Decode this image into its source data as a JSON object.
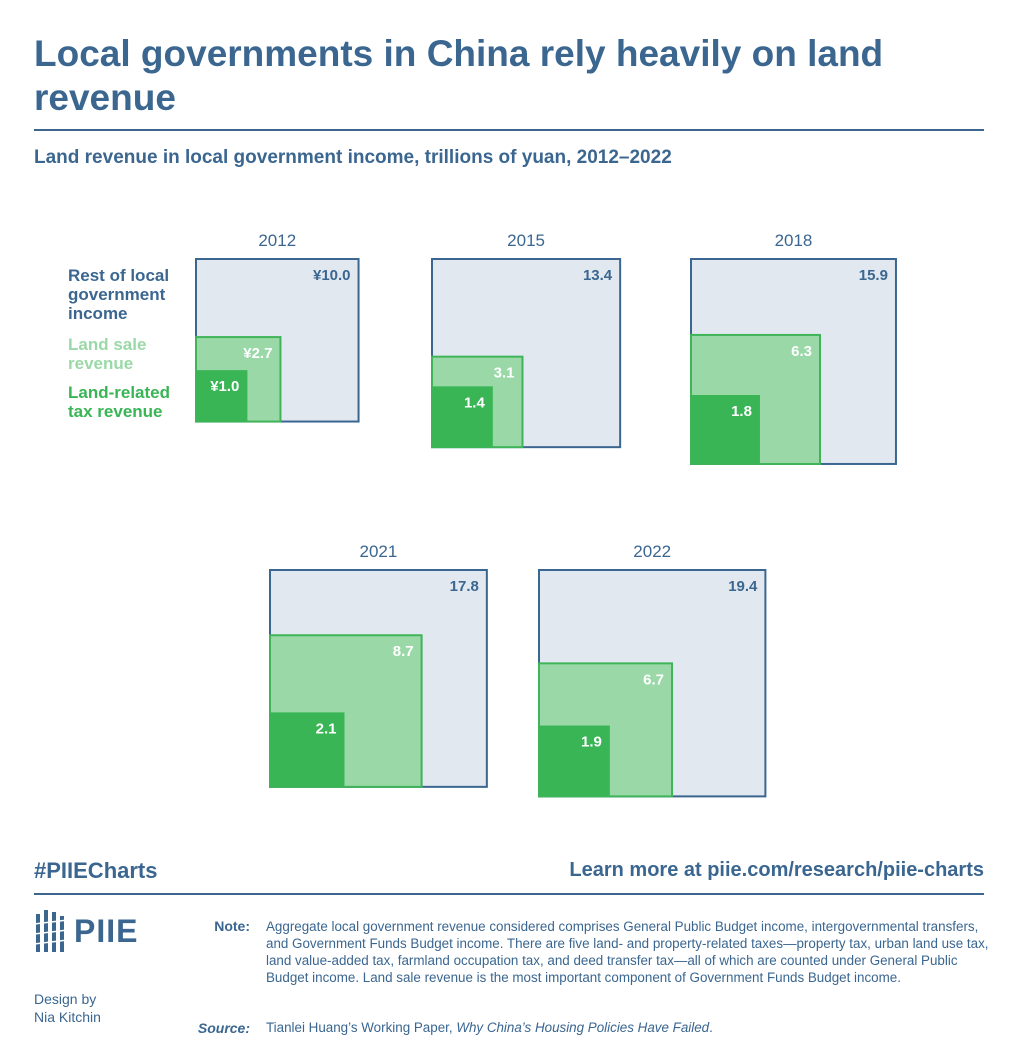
{
  "title": "Local governments in China rely heavily on land revenue",
  "subtitle": "Land revenue in local government income, trillions of yuan, 2012–2022",
  "legend": {
    "rest": "Rest of local government income",
    "land_sale": "Land sale revenue",
    "land_tax": "Land-related tax revenue"
  },
  "colors": {
    "text_blue": "#3a6690",
    "rest_fill": "#e2e8f0",
    "rest_stroke": "#3a6690",
    "land_sale_fill": "#9ad9a7",
    "land_sale_stroke": "#3fb459",
    "land_tax_fill": "#39b556"
  },
  "chart_data": {
    "type": "nested-square",
    "unit": "trillions of yuan",
    "panels": [
      {
        "year": "2012",
        "total": 10.0,
        "land_sale": 2.7,
        "land_tax": 1.0,
        "total_label": "¥10.0",
        "land_sale_label": "¥2.7",
        "land_tax_label": "¥1.0"
      },
      {
        "year": "2015",
        "total": 13.4,
        "land_sale": 3.1,
        "land_tax": 1.4,
        "total_label": "13.4",
        "land_sale_label": "3.1",
        "land_tax_label": "1.4"
      },
      {
        "year": "2018",
        "total": 15.9,
        "land_sale": 6.3,
        "land_tax": 1.8,
        "total_label": "15.9",
        "land_sale_label": "6.3",
        "land_tax_label": "1.8"
      },
      {
        "year": "2021",
        "total": 17.8,
        "land_sale": 8.7,
        "land_tax": 2.1,
        "total_label": "17.8",
        "land_sale_label": "8.7",
        "land_tax_label": "2.1"
      },
      {
        "year": "2022",
        "total": 19.4,
        "land_sale": 6.7,
        "land_tax": 1.9,
        "total_label": "19.4",
        "land_sale_label": "6.7",
        "land_tax_label": "1.9"
      }
    ]
  },
  "footer": {
    "hashtag": "#PIIECharts",
    "learn_more": "Learn more at piie.com/research/piie-charts",
    "logo_text": "PIIE",
    "design_by": "Design by",
    "designer": "Nia Kitchin",
    "note_label": "Note:",
    "note": "Aggregate local government revenue considered comprises General Public Budget income, intergovernmental transfers, and Government Funds Budget income. There are five land- and property-related taxes—property tax, urban land use tax, land value-added tax, farmland occupation tax, and deed transfer tax—all of which are counted under General Public Budget income. Land sale revenue is the most important component of Government Funds Budget income.",
    "source_label": "Source:",
    "source_prefix": "Tianlei Huang’s Working Paper, ",
    "source_title": "Why China’s Housing Policies Have Failed",
    "source_suffix": "."
  }
}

###

The problem »
Repeat the full listing above exactly, with no pictures in the copy.

The response »
Decode this image into its source data as a JSON object.
{
  "title": "Local governments in China rely heavily on land revenue",
  "subtitle": "Land revenue in local government income, trillions of yuan, 2012–2022",
  "legend": {
    "rest": "Rest of local government income",
    "land_sale": "Land sale revenue",
    "land_tax": "Land-related tax revenue"
  },
  "colors": {
    "text_blue": "#3a6690",
    "rest_fill": "#e2e8f0",
    "rest_stroke": "#3a6690",
    "land_sale_fill": "#9ad9a7",
    "land_sale_stroke": "#3fb459",
    "land_tax_fill": "#39b556"
  },
  "chart_data": {
    "type": "nested-square",
    "unit": "trillions of yuan",
    "panels": [
      {
        "year": "2012",
        "total": 10.0,
        "land_sale": 2.7,
        "land_tax": 1.0,
        "total_label": "¥10.0",
        "land_sale_label": "¥2.7",
        "land_tax_label": "¥1.0"
      },
      {
        "year": "2015",
        "total": 13.4,
        "land_sale": 3.1,
        "land_tax": 1.4,
        "total_label": "13.4",
        "land_sale_label": "3.1",
        "land_tax_label": "1.4"
      },
      {
        "year": "2018",
        "total": 15.9,
        "land_sale": 6.3,
        "land_tax": 1.8,
        "total_label": "15.9",
        "land_sale_label": "6.3",
        "land_tax_label": "1.8"
      },
      {
        "year": "2021",
        "total": 17.8,
        "land_sale": 8.7,
        "land_tax": 2.1,
        "total_label": "17.8",
        "land_sale_label": "8.7",
        "land_tax_label": "2.1"
      },
      {
        "year": "2022",
        "total": 19.4,
        "land_sale": 6.7,
        "land_tax": 1.9,
        "total_label": "19.4",
        "land_sale_label": "6.7",
        "land_tax_label": "1.9"
      }
    ]
  },
  "footer": {
    "hashtag": "#PIIECharts",
    "learn_more": "Learn more at piie.com/research/piie-charts",
    "logo_text": "PIIE",
    "design_by": "Design by",
    "designer": "Nia Kitchin",
    "note_label": "Note:",
    "note": "Aggregate local government revenue considered comprises General Public Budget income, intergovernmental transfers, and Government Funds Budget income. There are five land- and property-related taxes—property tax, urban land use tax, land value-added tax, farmland occupation tax, and deed transfer tax—all of which are counted under General Public Budget income. Land sale revenue is the most important component of Government Funds Budget income.",
    "source_label": "Source:",
    "source_prefix": "Tianlei Huang’s Working Paper, ",
    "source_title": "Why China’s Housing Policies Have Failed",
    "source_suffix": "."
  }
}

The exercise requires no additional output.